**Objective**
Copy every entry word for word, but skip the pictures.

Data records
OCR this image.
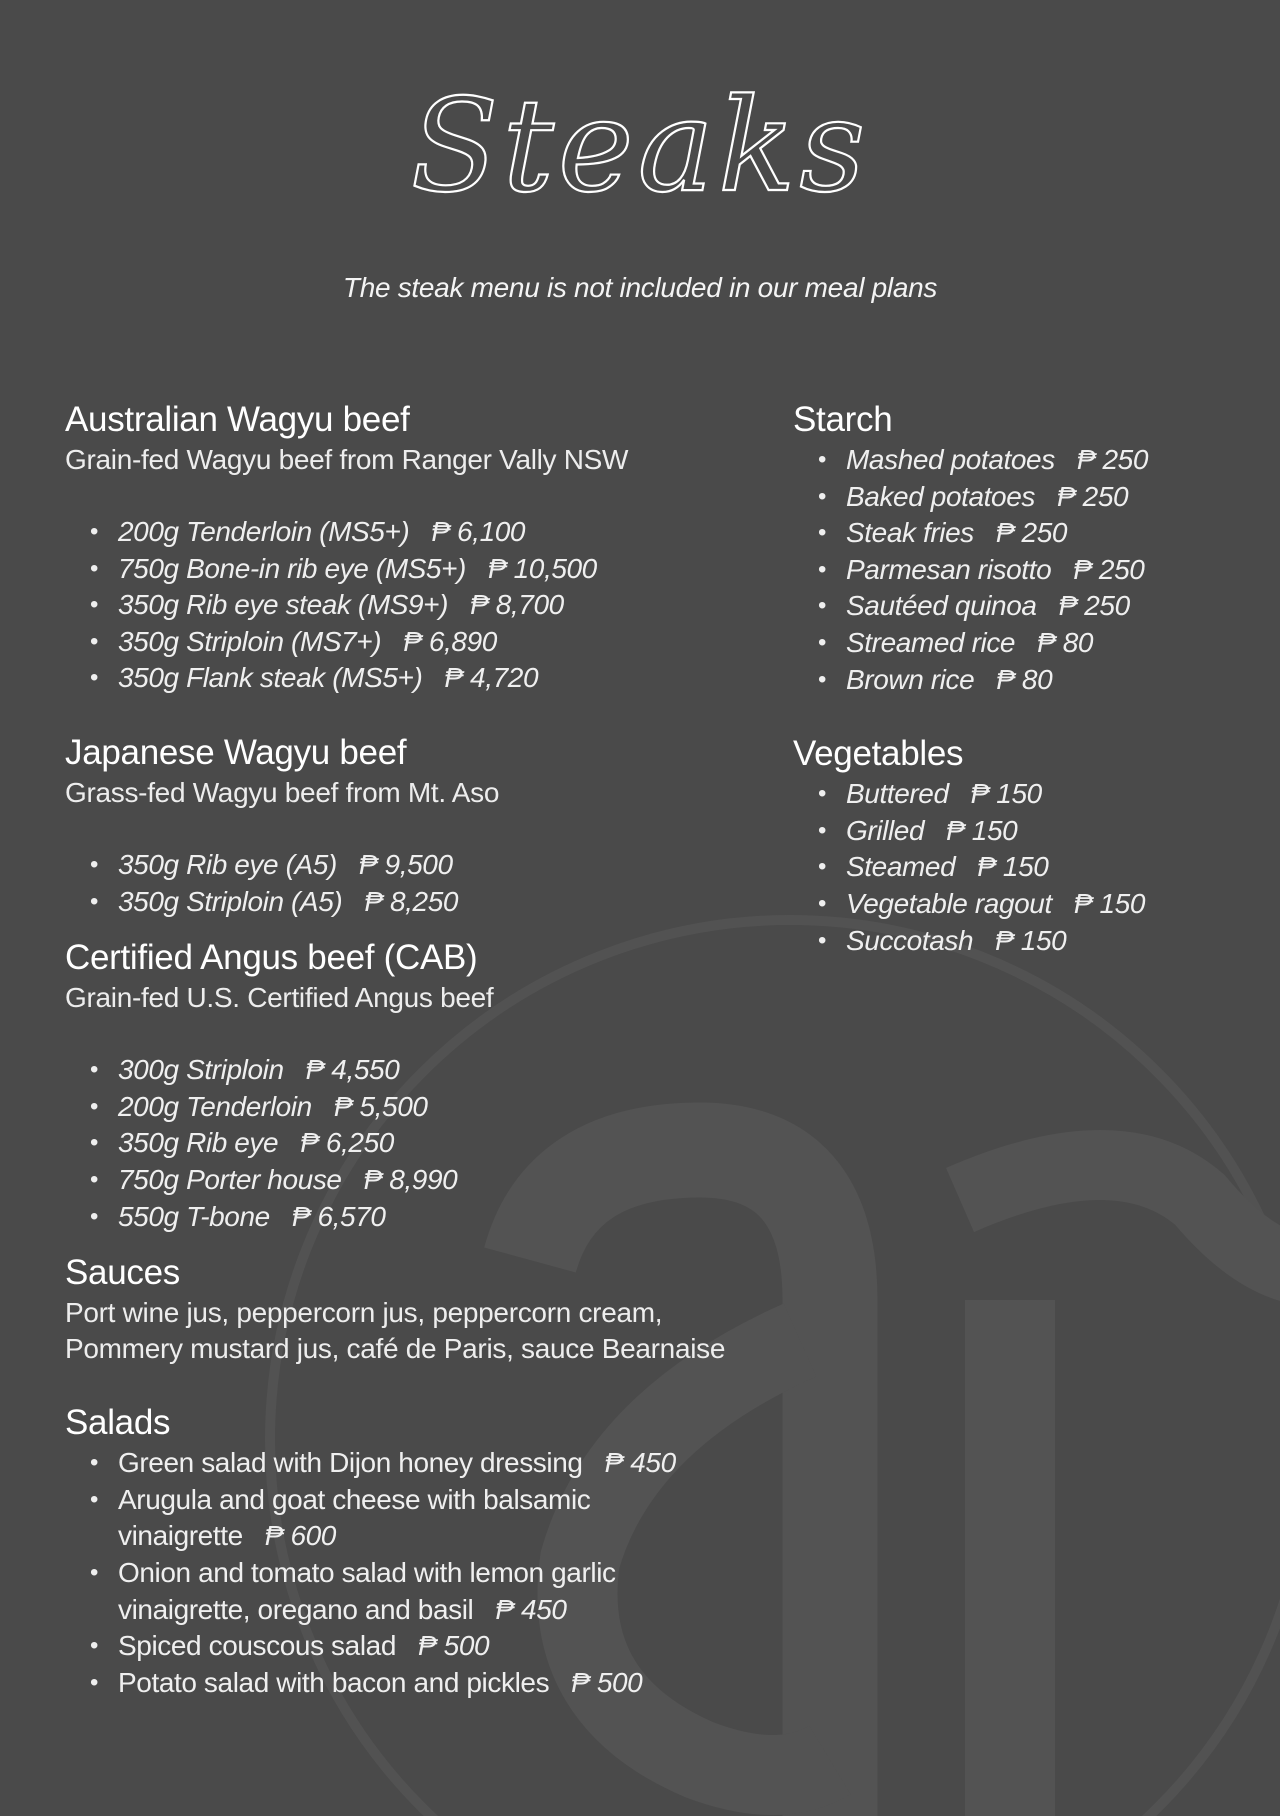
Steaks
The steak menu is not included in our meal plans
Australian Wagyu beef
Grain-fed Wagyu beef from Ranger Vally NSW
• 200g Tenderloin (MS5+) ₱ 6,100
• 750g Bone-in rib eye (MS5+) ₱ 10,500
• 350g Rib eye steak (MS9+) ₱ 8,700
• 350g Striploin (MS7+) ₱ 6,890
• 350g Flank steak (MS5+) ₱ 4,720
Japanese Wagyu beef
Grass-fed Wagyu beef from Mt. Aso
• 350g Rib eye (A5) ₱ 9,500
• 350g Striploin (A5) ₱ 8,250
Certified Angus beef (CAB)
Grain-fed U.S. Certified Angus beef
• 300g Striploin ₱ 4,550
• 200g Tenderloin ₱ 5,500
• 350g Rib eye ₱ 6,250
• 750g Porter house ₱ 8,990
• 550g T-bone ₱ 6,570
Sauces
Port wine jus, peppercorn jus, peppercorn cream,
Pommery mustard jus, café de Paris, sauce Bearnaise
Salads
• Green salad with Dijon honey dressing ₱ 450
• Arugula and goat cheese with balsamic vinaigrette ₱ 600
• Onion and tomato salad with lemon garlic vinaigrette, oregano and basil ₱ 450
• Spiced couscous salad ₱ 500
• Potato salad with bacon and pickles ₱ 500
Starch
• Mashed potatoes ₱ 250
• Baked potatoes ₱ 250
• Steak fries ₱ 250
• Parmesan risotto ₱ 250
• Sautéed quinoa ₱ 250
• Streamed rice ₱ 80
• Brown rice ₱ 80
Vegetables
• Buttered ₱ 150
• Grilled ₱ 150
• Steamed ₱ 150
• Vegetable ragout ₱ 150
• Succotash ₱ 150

**Solution to this exercise**
OCR this image.
Steaks
The steak menu is not included in our meal plans
Australian Wagyu beef
Grain-fed Wagyu beef from Ranger Vally NSW
• 200g Tenderloin (MS5+) ₱ 6,100
• 750g Bone-in rib eye (MS5+) ₱ 10,500
• 350g Rib eye steak (MS9+) ₱ 8,700
• 350g Striploin (MS7+) ₱ 6,890
• 350g Flank steak (MS5+) ₱ 4,720
Japanese Wagyu beef
Grass-fed Wagyu beef from Mt. Aso
• 350g Rib eye (A5) ₱ 9,500
• 350g Striploin (A5) ₱ 8,250
Certified Angus beef (CAB)
Grain-fed U.S. Certified Angus beef
• 300g Striploin ₱ 4,550
• 200g Tenderloin ₱ 5,500
• 350g Rib eye ₱ 6,250
• 750g Porter house ₱ 8,990
• 550g T-bone ₱ 6,570
Sauces
Port wine jus, peppercorn jus, peppercorn cream,
Pommery mustard jus, café de Paris, sauce Bearnaise
Salads
• Green salad with Dijon honey dressing ₱ 450
• Arugula and goat cheese with balsamic vinaigrette ₱ 600
• Onion and tomato salad with lemon garlic vinaigrette, oregano and basil ₱ 450
• Spiced couscous salad ₱ 500
• Potato salad with bacon and pickles ₱ 500
Starch
• Mashed potatoes ₱ 250
• Baked potatoes ₱ 250
• Steak fries ₱ 250
• Parmesan risotto ₱ 250
• Sautéed quinoa ₱ 250
• Streamed rice ₱ 80
• Brown rice ₱ 80
Vegetables
• Buttered ₱ 150
• Grilled ₱ 150
• Steamed ₱ 150
• Vegetable ragout ₱ 150
• Succotash ₱ 150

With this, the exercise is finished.